• Supplied records:
- - -

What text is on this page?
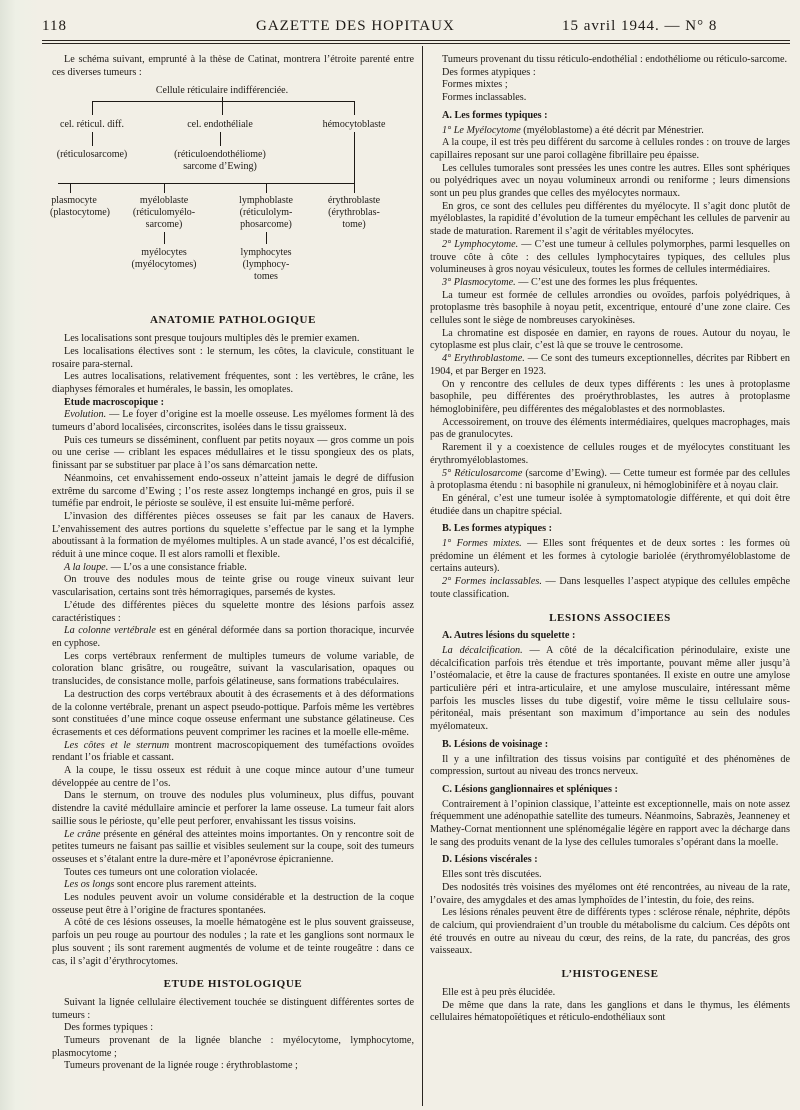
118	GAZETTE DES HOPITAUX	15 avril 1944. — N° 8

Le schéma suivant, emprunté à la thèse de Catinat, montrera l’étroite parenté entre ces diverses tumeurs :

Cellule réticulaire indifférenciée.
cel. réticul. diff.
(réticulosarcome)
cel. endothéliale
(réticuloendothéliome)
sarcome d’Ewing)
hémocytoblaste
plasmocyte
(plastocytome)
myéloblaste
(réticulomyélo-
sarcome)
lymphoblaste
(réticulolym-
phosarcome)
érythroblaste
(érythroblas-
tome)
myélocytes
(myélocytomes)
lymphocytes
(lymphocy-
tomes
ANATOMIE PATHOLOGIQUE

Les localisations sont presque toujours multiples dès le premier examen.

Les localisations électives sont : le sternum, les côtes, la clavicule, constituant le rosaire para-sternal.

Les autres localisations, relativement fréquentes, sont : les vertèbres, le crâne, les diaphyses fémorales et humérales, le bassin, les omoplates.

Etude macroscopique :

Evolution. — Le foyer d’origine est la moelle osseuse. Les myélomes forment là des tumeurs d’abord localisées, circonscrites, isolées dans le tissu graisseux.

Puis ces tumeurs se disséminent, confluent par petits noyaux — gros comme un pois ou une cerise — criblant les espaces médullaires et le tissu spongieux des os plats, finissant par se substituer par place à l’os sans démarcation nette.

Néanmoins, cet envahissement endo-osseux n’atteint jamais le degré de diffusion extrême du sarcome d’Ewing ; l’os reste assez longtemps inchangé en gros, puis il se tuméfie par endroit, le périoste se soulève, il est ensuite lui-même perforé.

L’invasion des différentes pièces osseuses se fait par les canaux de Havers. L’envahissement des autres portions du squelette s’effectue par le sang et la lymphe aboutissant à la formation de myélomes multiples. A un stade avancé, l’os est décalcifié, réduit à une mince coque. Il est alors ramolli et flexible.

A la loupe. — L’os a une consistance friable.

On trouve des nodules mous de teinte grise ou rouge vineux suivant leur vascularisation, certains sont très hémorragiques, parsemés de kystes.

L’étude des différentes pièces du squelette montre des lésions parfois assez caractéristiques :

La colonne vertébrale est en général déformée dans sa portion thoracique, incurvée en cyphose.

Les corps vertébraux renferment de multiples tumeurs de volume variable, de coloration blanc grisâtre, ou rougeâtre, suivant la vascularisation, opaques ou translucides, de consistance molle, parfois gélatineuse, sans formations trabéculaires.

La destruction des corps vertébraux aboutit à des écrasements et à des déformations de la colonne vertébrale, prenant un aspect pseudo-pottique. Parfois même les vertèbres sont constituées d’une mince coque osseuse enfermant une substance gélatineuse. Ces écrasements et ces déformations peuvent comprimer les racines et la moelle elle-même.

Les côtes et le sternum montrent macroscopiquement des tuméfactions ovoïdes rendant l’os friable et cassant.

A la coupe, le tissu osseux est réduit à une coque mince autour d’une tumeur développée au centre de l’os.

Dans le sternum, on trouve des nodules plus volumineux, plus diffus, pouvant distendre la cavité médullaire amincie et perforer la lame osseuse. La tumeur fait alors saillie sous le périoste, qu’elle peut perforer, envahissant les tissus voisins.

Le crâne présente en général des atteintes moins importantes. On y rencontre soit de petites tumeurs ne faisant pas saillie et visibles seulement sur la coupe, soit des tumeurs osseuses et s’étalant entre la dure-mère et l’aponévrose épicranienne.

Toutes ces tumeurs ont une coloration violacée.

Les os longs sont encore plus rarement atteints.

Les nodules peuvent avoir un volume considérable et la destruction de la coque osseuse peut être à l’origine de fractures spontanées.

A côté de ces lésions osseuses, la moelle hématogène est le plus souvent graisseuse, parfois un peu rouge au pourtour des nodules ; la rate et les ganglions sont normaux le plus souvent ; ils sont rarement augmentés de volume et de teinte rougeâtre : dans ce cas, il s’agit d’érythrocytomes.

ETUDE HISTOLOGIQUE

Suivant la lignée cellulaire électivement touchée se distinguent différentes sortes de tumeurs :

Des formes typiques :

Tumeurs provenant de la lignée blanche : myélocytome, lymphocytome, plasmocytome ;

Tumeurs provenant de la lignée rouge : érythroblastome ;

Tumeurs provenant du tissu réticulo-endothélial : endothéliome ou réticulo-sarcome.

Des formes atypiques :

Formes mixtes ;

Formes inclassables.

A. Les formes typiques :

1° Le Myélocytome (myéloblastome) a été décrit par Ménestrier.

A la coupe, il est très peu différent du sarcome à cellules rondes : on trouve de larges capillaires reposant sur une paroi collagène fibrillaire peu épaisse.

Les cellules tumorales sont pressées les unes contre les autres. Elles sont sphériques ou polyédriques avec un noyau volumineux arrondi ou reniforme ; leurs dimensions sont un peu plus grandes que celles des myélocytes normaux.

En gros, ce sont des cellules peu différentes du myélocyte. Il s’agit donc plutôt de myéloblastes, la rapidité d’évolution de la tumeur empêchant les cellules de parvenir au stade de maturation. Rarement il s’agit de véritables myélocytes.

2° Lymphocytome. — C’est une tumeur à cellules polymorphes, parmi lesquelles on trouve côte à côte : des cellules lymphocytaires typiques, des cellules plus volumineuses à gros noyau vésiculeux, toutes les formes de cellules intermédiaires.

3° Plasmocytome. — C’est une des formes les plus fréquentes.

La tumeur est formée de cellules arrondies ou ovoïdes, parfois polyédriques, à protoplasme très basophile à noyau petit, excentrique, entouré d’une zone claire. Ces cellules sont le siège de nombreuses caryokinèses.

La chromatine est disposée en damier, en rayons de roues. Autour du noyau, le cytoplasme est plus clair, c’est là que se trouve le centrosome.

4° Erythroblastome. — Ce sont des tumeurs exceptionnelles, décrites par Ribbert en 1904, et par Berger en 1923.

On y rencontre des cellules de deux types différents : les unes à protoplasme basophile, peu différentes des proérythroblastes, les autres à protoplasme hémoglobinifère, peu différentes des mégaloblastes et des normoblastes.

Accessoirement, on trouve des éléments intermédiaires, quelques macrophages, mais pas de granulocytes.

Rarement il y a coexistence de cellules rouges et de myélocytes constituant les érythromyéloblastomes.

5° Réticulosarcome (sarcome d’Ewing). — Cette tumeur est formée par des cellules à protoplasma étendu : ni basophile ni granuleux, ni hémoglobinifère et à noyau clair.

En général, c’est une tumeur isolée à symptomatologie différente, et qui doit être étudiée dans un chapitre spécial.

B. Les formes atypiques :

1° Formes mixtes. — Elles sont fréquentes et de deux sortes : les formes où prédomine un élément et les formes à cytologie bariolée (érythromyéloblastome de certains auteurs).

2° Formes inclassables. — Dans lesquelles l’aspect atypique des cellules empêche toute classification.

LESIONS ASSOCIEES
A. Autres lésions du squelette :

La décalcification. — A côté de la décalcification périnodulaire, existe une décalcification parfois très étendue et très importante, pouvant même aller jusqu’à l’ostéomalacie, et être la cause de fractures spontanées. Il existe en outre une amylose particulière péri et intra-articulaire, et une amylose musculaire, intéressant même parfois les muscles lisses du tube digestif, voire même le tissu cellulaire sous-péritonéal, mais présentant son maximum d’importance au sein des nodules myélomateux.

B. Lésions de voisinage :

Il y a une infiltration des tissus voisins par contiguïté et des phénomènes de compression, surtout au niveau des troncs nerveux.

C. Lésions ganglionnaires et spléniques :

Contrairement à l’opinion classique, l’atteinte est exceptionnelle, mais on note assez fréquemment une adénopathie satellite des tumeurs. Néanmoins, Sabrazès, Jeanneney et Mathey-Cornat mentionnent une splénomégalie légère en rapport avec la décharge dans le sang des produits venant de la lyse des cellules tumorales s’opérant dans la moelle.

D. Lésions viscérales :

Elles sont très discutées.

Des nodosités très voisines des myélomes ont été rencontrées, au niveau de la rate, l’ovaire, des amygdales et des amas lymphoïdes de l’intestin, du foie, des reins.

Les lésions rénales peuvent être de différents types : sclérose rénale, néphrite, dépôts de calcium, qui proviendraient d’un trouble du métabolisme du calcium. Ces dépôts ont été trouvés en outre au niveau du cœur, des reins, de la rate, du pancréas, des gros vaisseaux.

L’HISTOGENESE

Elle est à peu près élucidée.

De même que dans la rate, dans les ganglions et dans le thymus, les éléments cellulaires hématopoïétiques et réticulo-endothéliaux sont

- - -

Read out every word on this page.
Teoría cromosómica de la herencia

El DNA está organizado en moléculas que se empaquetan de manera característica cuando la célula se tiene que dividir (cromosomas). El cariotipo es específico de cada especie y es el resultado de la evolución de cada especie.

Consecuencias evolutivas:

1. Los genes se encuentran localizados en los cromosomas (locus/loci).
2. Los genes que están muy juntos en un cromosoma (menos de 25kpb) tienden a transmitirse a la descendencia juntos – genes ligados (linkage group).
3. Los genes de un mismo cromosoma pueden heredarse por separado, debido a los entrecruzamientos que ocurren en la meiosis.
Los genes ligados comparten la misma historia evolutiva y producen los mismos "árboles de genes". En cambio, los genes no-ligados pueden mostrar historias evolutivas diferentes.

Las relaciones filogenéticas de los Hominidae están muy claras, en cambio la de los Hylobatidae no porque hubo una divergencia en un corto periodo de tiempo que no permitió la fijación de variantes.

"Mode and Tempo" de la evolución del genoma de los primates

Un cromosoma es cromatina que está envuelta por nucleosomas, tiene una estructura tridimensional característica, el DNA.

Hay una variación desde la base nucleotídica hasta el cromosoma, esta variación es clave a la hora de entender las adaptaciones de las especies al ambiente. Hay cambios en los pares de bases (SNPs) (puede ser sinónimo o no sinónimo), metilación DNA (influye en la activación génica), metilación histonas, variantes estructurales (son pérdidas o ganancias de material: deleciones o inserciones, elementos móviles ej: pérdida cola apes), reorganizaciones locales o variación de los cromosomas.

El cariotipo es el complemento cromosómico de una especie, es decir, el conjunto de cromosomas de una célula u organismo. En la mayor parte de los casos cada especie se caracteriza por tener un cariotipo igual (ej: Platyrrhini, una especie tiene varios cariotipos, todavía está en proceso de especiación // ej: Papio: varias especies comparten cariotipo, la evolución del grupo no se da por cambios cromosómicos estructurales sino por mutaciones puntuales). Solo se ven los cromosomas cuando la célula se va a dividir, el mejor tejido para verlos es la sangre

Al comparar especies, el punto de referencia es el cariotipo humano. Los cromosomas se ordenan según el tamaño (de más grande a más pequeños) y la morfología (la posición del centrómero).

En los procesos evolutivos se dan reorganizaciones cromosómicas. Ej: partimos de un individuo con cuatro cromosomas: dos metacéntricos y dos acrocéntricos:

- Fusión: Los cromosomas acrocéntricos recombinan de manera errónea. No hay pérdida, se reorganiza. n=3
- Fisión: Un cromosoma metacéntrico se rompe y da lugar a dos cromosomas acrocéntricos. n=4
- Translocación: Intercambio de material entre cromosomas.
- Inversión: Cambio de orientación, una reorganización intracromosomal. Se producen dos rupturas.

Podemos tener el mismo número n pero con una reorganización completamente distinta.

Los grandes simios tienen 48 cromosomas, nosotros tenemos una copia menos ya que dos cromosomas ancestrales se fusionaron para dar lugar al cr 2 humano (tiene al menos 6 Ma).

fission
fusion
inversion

- - -

• Exercise description: Copy each line from the entries above that has the word "vertèbres" in it.

• Solution to the problem:
Les autres localisations, relativement fréquentes, sont : les vertèbres, le crâne, les diaphyses fémorales et humérales, le bassin, les omoplates.
La destruction des corps vertébraux aboutit à des écrasements et à des déformations de la colonne vertébrale, prenant un aspect pseudo-pottique. Parfois même les vertèbres sont constituées d’une mince coque osseuse enfermant une substance gélatineuse. Ces écrasements et ces déformations peuvent comprimer les racines et la moelle elle-même.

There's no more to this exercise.